(Stored records)

>> Begin

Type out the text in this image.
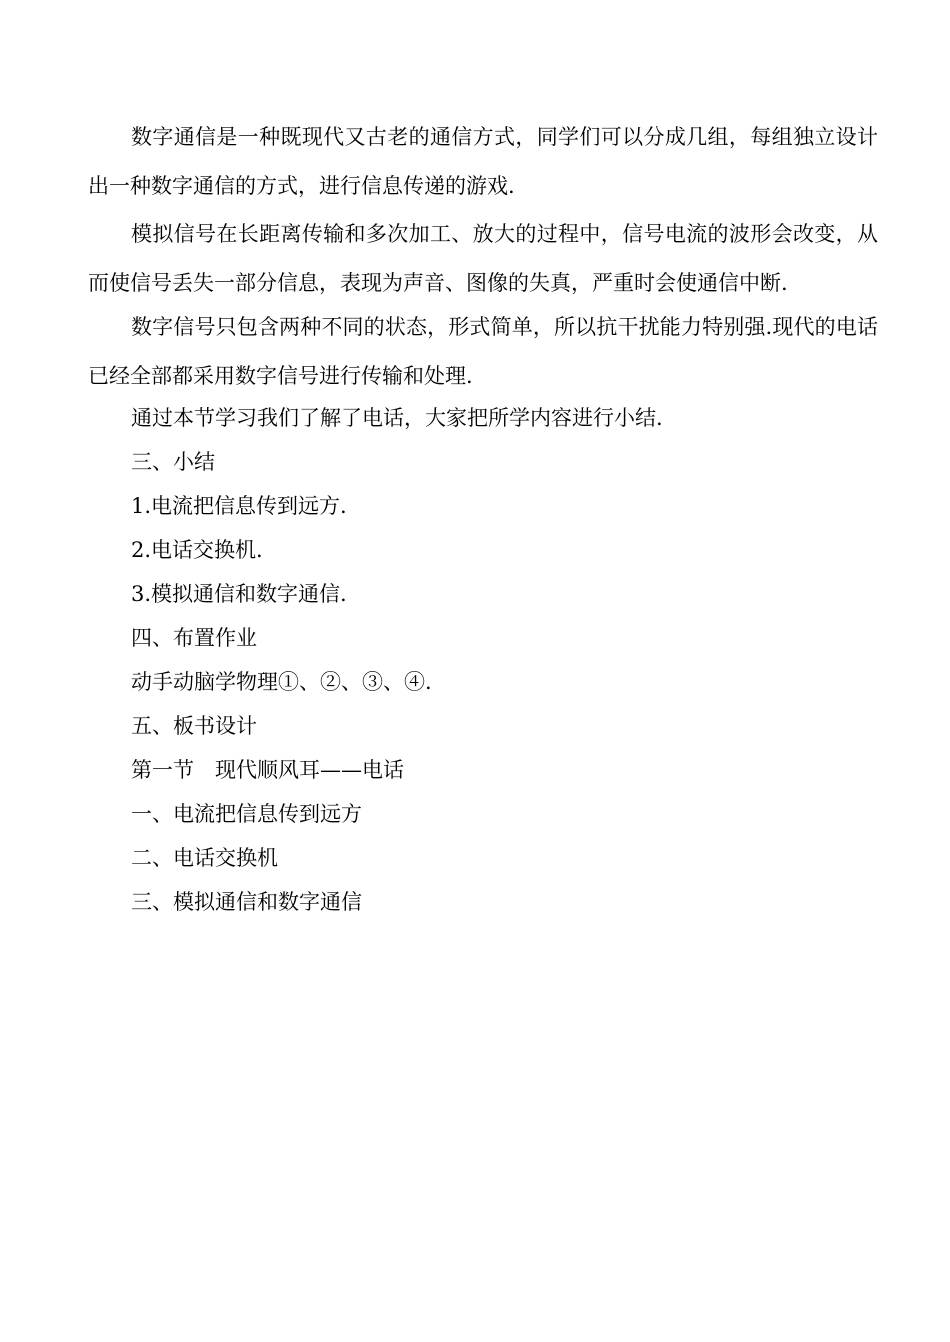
数字通信是一种既现代又古老的通信方式，同学们可以分成几组，每组独立设计出一种数字通信的方式，进行信息传递的游戏.

模拟信号在长距离传输和多次加工、放大的过程中，信号电流的波形会改变，从而使信号丢失一部分信息，表现为声音、图像的失真，严重时会使通信中断.

数字信号只包含两种不同的状态，形式简单，所以抗干扰能力特别强.现代的电话已经全部都采用数字信号进行传输和处理.

通过本节学习我们了解了电话，大家把所学内容进行小结.

三、小结

1.电流把信息传到远方.

2.电话交换机.

3.模拟通信和数字通信.

四、布置作业

动手动脑学物理①、②、③、④.

五、板书设计

第一节　现代顺风耳——电话

一、电流把信息传到远方

二、电话交换机

三、模拟通信和数字通信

>> End

- [Exercise requirements]: Reproduce the material above in full, exactly, with no images.

- [Solution for this task]:
Type out the text in this image.
数字通信是一种既现代又古老的通信方式，同学们可以分成几组，每组独立设计出一种数字通信的方式，进行信息传递的游戏.

模拟信号在长距离传输和多次加工、放大的过程中，信号电流的波形会改变，从而使信号丢失一部分信息，表现为声音、图像的失真，严重时会使通信中断.

数字信号只包含两种不同的状态，形式简单，所以抗干扰能力特别强.现代的电话已经全部都采用数字信号进行传输和处理.

通过本节学习我们了解了电话，大家把所学内容进行小结.

三、小结

1.电流把信息传到远方.

2.电话交换机.

3.模拟通信和数字通信.

四、布置作业

动手动脑学物理①、②、③、④.

五、板书设计

第一节　现代顺风耳——电话

一、电流把信息传到远方

二、电话交换机

三、模拟通信和数字通信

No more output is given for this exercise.